DATA FOR THE TASK
= = = = = = =
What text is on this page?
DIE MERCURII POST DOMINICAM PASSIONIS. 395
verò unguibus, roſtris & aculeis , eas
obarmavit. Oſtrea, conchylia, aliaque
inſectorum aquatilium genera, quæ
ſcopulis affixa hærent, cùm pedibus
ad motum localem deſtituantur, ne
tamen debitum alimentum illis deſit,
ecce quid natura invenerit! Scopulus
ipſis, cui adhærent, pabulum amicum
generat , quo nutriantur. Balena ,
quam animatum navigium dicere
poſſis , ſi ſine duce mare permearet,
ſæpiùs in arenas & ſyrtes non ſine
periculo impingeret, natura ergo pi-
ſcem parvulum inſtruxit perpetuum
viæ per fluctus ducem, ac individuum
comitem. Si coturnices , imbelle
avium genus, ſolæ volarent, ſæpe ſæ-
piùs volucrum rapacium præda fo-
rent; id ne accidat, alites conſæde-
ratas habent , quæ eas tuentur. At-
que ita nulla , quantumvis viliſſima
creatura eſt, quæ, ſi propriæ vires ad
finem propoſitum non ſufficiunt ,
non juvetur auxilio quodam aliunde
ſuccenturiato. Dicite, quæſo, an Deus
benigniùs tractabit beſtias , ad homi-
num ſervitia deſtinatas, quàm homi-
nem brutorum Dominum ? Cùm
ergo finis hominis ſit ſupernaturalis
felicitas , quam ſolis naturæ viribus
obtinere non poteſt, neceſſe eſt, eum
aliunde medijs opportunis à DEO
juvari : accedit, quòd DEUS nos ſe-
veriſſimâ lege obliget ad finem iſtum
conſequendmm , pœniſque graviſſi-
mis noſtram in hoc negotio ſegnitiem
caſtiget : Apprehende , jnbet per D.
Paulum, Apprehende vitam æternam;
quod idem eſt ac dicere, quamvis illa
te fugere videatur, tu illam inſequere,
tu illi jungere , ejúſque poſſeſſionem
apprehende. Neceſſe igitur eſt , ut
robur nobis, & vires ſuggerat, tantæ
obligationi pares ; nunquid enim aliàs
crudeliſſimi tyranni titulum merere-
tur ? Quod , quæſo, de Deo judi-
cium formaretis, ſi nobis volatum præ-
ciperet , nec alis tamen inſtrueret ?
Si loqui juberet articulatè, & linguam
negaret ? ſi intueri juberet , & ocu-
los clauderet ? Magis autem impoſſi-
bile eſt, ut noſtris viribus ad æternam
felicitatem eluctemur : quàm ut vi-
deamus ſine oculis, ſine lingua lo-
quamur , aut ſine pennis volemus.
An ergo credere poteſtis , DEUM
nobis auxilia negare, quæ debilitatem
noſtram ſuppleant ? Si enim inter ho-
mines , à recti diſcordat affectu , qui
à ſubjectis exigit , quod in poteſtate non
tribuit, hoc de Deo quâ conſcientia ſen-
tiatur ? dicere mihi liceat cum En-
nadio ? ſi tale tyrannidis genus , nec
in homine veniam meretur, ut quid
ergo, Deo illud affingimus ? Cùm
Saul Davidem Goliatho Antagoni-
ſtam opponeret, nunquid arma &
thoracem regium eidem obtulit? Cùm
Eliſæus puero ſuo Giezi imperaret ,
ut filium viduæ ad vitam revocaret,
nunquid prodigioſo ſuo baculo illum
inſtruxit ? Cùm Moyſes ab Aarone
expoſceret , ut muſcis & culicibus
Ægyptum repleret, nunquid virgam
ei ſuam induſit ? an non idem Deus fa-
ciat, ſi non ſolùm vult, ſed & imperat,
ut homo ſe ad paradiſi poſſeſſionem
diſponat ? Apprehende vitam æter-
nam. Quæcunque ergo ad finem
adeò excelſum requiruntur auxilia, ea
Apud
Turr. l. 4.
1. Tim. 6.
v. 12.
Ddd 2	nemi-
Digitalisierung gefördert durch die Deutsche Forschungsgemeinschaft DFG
= = = = = = =
INSTRUCTIONS TO FOLLOW
Scan the material above for the string "nunquid" and report each line where you find it.

SOLVED PROBLEM
obligationi pares ; nunquid enim aliàs
ſtam opponeret, nunquid arma &
nunquid prodigioſo ſuo baculo illum
Ægyptum repleret, nunquid virgam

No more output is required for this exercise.